» EXERCISE BRIEF
Search the material below for the string "from" and list each line that holds it.

============

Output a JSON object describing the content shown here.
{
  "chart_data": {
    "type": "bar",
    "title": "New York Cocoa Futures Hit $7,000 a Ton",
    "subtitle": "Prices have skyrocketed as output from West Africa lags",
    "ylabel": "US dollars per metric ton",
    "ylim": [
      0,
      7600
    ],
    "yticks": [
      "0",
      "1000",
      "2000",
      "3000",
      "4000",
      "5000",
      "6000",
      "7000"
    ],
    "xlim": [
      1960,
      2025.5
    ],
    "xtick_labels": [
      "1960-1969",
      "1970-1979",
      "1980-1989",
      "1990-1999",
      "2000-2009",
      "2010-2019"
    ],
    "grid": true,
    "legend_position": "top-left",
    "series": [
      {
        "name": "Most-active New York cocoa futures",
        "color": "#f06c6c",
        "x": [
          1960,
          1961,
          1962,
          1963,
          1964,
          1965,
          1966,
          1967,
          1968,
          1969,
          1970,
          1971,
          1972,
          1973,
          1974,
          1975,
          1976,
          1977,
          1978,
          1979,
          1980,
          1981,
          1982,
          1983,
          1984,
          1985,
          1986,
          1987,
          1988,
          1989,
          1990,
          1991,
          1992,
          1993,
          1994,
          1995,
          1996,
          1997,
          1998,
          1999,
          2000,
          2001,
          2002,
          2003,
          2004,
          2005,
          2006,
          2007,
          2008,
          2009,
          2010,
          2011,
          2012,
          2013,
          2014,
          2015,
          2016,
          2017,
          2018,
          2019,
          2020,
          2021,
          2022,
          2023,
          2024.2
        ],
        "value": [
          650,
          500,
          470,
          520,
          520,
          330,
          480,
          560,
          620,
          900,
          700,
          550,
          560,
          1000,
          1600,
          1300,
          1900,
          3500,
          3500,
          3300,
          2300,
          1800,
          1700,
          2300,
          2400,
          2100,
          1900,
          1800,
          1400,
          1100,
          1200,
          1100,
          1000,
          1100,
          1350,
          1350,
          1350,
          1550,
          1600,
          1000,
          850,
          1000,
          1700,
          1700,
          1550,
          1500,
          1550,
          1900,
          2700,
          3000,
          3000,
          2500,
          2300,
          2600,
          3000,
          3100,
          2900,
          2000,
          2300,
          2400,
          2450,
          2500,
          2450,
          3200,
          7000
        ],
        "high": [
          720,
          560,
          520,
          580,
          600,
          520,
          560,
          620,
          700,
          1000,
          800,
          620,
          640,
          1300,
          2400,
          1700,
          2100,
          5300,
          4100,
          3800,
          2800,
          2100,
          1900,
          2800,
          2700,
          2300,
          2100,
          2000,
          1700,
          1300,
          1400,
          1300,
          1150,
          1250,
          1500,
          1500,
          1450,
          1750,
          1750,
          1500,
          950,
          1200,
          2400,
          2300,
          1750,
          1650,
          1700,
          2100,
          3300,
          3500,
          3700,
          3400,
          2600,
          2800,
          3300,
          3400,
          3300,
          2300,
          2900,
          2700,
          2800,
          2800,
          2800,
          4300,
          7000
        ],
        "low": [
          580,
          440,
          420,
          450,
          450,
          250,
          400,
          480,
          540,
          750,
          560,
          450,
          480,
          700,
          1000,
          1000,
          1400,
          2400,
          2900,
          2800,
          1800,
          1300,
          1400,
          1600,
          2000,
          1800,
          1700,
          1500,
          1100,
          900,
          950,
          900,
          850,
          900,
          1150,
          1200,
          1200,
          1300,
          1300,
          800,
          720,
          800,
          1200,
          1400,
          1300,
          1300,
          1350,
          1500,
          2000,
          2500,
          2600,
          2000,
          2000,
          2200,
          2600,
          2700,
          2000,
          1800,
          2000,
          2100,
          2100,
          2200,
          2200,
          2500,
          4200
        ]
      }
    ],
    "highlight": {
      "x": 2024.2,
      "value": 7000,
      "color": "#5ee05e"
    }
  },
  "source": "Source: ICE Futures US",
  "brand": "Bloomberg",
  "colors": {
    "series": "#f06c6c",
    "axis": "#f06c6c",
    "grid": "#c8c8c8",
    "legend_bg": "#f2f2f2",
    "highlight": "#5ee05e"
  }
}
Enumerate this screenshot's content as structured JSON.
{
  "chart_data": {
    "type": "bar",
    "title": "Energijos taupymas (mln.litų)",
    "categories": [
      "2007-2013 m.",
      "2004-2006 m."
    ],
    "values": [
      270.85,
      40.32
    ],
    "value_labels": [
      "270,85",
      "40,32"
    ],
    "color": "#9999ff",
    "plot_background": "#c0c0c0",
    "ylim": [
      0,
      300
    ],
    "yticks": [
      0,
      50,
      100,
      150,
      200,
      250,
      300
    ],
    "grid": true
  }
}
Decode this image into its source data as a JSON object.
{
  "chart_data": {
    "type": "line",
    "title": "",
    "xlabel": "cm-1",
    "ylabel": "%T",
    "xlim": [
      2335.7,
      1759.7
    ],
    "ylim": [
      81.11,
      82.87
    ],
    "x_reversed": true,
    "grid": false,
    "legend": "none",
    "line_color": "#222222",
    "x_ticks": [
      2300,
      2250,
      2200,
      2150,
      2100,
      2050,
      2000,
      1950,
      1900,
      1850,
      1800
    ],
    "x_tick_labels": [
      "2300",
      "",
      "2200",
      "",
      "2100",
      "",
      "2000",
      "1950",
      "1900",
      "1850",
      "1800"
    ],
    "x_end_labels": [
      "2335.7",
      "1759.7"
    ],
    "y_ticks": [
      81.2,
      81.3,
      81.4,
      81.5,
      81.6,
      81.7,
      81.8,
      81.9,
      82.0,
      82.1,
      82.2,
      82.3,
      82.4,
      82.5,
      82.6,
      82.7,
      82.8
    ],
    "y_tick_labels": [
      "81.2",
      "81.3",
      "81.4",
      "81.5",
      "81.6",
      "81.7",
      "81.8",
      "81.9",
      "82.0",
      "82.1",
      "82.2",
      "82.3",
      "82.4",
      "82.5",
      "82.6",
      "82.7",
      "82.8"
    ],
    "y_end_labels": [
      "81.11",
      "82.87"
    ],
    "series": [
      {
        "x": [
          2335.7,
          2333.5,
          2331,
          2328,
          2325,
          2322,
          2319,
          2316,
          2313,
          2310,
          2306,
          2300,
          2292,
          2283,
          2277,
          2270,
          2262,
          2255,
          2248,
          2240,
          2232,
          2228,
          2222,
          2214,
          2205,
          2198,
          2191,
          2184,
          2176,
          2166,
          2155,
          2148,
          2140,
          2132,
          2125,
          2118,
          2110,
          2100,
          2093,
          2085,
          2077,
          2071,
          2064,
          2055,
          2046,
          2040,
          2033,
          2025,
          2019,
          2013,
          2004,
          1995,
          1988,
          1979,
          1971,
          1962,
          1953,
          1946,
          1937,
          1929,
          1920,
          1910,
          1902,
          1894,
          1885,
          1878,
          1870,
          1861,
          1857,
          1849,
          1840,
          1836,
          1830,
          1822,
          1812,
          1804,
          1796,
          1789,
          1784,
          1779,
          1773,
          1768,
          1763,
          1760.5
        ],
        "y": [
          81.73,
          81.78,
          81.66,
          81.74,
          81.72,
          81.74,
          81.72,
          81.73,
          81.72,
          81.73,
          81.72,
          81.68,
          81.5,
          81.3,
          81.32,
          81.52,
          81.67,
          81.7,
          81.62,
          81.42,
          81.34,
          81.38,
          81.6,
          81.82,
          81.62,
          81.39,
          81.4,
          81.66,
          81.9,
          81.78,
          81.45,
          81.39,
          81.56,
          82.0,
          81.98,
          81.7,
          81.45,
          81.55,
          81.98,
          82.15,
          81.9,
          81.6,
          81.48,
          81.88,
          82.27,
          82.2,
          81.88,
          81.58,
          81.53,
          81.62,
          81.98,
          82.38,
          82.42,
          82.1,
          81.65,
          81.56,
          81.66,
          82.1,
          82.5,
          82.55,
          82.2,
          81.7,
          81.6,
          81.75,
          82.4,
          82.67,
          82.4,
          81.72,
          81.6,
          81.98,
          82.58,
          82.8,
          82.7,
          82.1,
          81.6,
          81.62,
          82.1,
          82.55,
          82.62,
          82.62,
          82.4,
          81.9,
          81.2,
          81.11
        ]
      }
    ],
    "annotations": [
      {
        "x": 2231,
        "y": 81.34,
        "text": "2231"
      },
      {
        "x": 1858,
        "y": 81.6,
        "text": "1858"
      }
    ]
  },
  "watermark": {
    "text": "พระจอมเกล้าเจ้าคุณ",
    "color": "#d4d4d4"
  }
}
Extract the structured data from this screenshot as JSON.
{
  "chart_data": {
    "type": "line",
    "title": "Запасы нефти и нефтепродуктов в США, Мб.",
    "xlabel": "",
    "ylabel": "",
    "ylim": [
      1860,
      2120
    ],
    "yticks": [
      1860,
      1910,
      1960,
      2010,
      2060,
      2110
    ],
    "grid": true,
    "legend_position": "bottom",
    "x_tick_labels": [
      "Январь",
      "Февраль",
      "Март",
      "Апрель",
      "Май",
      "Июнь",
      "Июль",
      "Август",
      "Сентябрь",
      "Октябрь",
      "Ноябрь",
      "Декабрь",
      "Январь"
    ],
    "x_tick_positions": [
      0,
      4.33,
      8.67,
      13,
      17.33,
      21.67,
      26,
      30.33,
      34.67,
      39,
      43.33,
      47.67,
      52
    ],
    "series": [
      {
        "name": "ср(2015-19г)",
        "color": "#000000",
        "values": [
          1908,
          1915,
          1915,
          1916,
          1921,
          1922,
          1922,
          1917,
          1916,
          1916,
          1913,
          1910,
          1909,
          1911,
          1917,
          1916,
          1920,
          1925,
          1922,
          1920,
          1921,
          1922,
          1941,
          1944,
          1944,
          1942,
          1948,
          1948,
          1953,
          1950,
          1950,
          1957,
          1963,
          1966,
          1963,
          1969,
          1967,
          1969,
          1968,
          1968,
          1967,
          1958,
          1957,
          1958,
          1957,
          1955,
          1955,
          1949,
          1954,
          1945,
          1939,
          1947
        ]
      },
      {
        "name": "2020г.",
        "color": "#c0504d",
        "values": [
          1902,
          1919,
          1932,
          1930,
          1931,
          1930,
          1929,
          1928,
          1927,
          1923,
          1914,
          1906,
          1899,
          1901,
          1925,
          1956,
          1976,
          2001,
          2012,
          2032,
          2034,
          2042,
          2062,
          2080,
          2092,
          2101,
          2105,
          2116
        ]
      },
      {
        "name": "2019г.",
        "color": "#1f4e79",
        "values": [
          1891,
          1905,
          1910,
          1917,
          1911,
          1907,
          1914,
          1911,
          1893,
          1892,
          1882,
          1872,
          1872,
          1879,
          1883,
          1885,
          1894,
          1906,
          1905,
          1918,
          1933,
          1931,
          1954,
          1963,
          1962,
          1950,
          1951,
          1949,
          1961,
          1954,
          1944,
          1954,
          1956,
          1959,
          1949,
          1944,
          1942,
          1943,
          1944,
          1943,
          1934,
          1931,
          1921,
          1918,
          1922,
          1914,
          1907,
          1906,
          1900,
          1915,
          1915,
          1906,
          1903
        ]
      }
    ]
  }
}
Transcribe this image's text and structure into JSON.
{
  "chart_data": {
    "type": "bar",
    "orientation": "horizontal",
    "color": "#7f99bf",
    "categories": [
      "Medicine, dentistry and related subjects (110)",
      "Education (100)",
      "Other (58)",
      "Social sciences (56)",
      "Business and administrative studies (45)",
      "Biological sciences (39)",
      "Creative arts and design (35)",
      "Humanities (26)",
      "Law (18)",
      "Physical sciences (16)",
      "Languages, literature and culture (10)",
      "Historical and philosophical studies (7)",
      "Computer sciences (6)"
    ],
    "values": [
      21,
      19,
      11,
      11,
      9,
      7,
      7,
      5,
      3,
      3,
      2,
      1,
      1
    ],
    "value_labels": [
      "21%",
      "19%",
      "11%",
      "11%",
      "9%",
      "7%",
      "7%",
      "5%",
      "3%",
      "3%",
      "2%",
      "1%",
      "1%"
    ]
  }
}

============

» RESULT OF THE EXERCISE
    "subtitle": "Prices have skyrocketed as output from West Africa lags",
Extract the structured data from this screenshot as JSON.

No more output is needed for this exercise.